- PROBLEM REQUIREMENTS -
Return each line of the listing that contains the string "image".

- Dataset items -
*****

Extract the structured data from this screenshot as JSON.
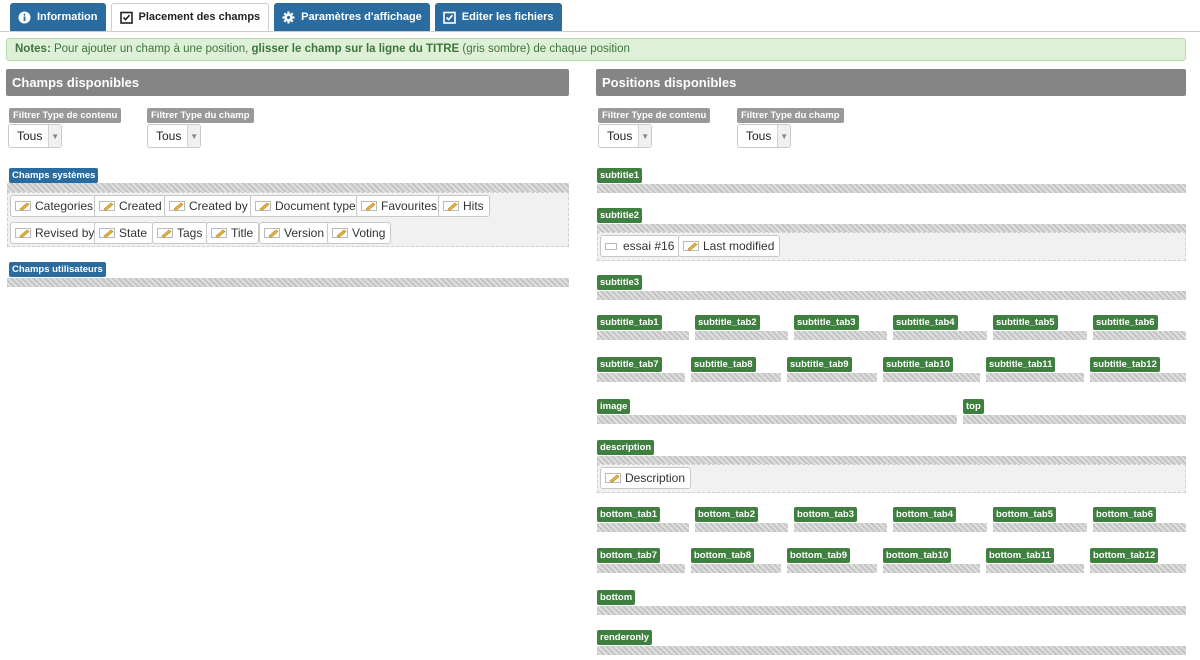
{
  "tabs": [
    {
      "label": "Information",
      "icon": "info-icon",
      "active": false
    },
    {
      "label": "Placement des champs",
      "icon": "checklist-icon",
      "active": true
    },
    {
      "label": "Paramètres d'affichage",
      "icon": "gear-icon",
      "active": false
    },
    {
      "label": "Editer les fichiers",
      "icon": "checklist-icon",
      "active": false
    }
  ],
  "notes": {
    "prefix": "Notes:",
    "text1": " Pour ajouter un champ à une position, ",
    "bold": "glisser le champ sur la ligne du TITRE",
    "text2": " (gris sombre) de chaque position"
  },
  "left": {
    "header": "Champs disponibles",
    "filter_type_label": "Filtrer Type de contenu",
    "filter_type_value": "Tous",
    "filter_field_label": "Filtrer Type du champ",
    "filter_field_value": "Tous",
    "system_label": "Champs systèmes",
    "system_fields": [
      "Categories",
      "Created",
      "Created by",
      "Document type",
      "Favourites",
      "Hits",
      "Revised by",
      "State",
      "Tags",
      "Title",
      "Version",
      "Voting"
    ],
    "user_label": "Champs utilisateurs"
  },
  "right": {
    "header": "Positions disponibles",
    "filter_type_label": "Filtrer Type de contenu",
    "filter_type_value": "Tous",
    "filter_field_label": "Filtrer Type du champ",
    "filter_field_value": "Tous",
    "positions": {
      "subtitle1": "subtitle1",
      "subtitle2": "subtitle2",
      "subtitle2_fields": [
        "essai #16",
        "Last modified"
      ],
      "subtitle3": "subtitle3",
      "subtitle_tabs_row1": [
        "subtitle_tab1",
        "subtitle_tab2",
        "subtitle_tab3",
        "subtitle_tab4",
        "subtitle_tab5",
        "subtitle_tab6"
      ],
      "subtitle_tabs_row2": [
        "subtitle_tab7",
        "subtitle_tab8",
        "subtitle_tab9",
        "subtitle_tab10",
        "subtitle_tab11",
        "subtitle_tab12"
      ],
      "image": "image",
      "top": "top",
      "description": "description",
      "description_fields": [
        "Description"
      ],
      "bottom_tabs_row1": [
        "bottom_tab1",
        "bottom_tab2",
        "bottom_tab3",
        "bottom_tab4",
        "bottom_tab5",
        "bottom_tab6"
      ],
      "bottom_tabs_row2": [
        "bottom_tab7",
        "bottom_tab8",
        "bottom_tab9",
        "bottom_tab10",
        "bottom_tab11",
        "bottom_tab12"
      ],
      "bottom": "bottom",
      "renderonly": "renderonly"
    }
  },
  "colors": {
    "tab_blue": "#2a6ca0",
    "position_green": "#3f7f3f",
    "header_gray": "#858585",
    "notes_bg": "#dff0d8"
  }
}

*****

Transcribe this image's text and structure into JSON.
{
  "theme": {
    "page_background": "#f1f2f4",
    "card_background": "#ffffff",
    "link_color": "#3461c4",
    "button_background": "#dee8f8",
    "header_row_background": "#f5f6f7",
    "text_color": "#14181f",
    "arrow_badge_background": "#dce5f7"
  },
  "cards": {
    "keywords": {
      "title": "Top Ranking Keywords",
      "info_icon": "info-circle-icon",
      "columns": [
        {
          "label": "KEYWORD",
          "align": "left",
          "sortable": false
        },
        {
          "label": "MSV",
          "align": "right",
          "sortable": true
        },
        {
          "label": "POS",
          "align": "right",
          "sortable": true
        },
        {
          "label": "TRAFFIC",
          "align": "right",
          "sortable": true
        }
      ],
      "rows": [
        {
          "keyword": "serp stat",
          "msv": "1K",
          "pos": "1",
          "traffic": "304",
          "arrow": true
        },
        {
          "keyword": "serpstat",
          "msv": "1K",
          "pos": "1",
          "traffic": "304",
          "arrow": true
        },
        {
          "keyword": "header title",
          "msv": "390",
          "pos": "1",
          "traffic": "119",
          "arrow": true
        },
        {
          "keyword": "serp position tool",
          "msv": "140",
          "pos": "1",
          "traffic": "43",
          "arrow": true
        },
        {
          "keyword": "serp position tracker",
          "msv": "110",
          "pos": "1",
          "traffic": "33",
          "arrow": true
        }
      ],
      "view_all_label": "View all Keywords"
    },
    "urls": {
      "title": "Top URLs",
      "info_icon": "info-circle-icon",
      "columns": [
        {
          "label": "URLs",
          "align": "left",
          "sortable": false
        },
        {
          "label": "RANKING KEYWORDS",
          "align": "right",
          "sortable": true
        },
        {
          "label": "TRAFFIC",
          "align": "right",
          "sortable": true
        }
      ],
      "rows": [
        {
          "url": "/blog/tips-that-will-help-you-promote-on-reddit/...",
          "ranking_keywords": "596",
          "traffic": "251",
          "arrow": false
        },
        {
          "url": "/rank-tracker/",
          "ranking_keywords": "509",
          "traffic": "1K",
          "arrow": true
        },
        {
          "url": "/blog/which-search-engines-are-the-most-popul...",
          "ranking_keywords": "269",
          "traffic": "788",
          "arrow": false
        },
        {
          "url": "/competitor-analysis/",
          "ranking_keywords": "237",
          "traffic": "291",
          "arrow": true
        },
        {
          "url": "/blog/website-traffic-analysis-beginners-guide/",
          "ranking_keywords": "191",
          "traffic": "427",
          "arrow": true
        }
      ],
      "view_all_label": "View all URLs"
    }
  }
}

*****

- COMPLETED TASK -
      "image": "image",
Transcribe this image's text and structure into JSON.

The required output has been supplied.